In the material below, some lines carry "scale". Copy each such line.

::::

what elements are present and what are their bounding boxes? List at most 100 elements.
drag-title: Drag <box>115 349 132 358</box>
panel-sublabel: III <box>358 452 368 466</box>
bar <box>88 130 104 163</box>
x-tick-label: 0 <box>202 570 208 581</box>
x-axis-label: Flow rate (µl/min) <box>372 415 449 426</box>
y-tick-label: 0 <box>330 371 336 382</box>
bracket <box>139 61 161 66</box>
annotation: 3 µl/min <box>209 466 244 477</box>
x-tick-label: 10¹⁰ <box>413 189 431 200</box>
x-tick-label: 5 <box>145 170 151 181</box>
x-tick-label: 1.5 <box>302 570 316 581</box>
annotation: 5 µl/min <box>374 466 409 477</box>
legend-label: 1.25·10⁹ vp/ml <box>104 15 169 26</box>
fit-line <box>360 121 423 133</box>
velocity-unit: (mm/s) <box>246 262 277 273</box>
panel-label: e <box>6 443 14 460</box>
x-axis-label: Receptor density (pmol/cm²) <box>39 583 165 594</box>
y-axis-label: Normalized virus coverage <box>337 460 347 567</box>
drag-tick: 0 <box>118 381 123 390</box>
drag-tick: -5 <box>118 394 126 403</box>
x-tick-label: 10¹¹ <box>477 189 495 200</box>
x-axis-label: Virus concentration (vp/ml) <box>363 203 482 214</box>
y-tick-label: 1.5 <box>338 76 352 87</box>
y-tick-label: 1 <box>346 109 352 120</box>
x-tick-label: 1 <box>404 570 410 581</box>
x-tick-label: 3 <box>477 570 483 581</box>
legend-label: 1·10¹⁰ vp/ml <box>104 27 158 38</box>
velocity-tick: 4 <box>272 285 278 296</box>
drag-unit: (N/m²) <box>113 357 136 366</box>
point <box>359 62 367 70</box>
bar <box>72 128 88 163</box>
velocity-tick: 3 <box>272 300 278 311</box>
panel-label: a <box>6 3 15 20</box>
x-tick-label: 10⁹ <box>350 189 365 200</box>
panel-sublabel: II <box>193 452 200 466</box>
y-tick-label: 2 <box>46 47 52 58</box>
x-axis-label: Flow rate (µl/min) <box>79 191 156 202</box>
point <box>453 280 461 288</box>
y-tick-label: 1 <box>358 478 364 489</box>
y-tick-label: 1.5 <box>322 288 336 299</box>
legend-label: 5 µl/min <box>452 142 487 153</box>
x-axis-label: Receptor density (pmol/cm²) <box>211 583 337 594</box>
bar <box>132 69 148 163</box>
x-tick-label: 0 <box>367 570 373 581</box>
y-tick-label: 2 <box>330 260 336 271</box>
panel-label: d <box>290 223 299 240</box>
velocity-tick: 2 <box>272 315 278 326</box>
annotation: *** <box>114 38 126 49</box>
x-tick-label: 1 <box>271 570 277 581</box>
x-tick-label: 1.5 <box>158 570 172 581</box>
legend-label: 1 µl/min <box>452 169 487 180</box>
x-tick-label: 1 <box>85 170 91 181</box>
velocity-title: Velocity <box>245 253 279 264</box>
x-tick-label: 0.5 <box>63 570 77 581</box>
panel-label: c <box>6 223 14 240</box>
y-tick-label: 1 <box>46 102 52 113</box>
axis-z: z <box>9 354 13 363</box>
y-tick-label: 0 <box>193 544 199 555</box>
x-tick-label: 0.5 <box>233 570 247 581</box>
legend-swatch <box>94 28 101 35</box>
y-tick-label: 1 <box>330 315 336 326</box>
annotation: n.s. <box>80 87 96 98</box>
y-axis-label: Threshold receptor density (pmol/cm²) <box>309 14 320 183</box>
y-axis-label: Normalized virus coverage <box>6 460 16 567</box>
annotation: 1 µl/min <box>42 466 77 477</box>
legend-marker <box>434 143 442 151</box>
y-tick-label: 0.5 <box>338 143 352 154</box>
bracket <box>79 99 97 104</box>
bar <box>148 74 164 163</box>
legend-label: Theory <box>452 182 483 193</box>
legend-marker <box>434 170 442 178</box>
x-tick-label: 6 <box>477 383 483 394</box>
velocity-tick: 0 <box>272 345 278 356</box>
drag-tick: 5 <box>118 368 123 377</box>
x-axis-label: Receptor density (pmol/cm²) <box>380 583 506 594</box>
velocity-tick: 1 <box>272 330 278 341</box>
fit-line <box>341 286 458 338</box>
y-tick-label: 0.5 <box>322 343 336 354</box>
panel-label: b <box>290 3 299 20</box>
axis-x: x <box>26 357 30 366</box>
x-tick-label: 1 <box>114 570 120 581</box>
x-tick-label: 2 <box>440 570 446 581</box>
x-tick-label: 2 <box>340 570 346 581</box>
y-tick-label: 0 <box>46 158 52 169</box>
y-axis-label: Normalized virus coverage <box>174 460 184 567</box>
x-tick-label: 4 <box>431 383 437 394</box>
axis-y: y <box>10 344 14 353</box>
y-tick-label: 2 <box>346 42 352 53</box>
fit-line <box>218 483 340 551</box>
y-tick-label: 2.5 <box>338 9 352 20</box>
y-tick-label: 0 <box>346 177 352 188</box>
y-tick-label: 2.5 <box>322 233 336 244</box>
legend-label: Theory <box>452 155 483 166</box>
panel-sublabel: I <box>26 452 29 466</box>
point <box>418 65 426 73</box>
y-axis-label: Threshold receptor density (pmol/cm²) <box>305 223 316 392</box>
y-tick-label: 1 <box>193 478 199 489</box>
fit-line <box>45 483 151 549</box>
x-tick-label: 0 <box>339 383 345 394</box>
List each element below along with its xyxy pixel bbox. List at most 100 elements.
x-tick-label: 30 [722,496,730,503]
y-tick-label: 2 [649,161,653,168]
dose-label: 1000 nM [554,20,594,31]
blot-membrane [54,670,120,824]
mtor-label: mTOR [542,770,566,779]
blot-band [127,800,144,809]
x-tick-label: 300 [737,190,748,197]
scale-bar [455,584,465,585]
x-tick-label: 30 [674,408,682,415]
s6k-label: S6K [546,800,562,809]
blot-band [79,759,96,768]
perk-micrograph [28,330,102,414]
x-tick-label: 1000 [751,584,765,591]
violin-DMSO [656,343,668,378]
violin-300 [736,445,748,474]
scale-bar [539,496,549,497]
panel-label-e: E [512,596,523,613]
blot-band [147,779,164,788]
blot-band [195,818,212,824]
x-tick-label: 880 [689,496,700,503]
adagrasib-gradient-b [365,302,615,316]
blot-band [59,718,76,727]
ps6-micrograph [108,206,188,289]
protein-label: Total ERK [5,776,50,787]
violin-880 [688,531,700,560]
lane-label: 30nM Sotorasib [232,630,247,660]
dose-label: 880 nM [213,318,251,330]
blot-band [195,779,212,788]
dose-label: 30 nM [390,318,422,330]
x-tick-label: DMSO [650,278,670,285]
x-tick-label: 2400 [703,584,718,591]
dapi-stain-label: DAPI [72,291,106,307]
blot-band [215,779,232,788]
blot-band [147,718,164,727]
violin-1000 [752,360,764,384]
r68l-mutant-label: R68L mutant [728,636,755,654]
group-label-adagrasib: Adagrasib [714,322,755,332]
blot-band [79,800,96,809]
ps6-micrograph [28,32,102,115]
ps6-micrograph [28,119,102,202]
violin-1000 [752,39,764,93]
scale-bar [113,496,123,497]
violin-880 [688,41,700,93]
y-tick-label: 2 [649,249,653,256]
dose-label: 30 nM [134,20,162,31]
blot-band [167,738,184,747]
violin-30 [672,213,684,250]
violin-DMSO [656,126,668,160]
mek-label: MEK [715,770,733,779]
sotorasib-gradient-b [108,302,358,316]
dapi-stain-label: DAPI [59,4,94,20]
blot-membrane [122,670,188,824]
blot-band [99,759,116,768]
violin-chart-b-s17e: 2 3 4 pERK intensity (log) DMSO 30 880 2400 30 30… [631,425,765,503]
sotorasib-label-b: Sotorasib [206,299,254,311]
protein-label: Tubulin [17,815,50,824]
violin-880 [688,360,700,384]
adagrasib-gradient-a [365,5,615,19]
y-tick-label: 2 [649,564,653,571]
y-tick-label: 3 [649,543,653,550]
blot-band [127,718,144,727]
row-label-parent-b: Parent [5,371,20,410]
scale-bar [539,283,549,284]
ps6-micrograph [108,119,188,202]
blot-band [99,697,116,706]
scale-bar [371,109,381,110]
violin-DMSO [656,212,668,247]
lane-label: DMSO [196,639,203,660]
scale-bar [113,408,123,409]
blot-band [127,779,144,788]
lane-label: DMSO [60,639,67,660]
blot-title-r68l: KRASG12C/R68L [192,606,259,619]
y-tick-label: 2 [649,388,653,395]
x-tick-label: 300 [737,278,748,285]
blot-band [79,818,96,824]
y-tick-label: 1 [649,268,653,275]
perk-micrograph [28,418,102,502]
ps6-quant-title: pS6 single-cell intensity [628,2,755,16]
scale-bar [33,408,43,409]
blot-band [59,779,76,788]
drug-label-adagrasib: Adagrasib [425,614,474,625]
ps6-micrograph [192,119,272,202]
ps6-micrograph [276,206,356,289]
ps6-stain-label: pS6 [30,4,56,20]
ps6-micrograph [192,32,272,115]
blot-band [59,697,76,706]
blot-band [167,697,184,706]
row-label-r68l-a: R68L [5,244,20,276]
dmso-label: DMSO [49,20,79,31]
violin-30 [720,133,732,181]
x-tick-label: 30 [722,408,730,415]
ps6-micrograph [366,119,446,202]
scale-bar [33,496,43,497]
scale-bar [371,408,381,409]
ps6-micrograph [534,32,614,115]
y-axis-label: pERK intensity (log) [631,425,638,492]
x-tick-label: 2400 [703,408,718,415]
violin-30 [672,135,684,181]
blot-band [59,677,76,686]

::::

> Solution below
scale-bar [455,584,465,585]
scale-bar [539,496,549,497]
scale-bar [113,496,123,497]
scale-bar [539,283,549,284]
scale-bar [371,109,381,110]
scale-bar [113,408,123,409]
scale-bar [33,408,43,409]
scale-bar [33,496,43,497]
scale-bar [371,408,381,409]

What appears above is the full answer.